[Task goal]: Write the material out again exactly.

[Data for processing]:
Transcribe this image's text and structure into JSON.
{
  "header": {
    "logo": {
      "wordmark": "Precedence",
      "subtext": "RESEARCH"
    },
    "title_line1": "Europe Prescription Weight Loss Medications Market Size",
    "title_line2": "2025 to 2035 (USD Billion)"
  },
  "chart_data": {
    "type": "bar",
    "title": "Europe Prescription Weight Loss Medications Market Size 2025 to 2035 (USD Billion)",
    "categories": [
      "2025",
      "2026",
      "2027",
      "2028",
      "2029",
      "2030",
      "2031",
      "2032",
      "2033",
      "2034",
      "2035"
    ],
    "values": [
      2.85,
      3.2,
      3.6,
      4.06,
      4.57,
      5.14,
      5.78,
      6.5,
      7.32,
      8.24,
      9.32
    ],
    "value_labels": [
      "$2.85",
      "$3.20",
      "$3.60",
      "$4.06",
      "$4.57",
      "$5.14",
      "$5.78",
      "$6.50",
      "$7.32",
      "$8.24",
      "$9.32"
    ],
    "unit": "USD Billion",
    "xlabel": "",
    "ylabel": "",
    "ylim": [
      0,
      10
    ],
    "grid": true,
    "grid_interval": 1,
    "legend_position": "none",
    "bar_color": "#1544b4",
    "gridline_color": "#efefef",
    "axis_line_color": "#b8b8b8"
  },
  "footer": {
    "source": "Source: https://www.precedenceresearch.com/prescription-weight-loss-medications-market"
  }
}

[Reply]:
Transcribe this image's text and structure into JSON.
{
  "header": {
    "logo": {
      "wordmark": "Precedence",
      "subtext": "RESEARCH"
    },
    "title_line1": "Europe Prescription Weight Loss Medications Market Size",
    "title_line2": "2025 to 2035 (USD Billion)"
  },
  "chart_data": {
    "type": "bar",
    "title": "Europe Prescription Weight Loss Medications Market Size 2025 to 2035 (USD Billion)",
    "categories": [
      "2025",
      "2026",
      "2027",
      "2028",
      "2029",
      "2030",
      "2031",
      "2032",
      "2033",
      "2034",
      "2035"
    ],
    "values": [
      2.85,
      3.2,
      3.6,
      4.06,
      4.57,
      5.14,
      5.78,
      6.5,
      7.32,
      8.24,
      9.32
    ],
    "value_labels": [
      "$2.85",
      "$3.20",
      "$3.60",
      "$4.06",
      "$4.57",
      "$5.14",
      "$5.78",
      "$6.50",
      "$7.32",
      "$8.24",
      "$9.32"
    ],
    "unit": "USD Billion",
    "xlabel": "",
    "ylabel": "",
    "ylim": [
      0,
      10
    ],
    "grid": true,
    "grid_interval": 1,
    "legend_position": "none",
    "bar_color": "#1544b4",
    "gridline_color": "#efefef",
    "axis_line_color": "#b8b8b8"
  },
  "footer": {
    "source": "Source: https://www.precedenceresearch.com/prescription-weight-loss-medications-market"
  }
}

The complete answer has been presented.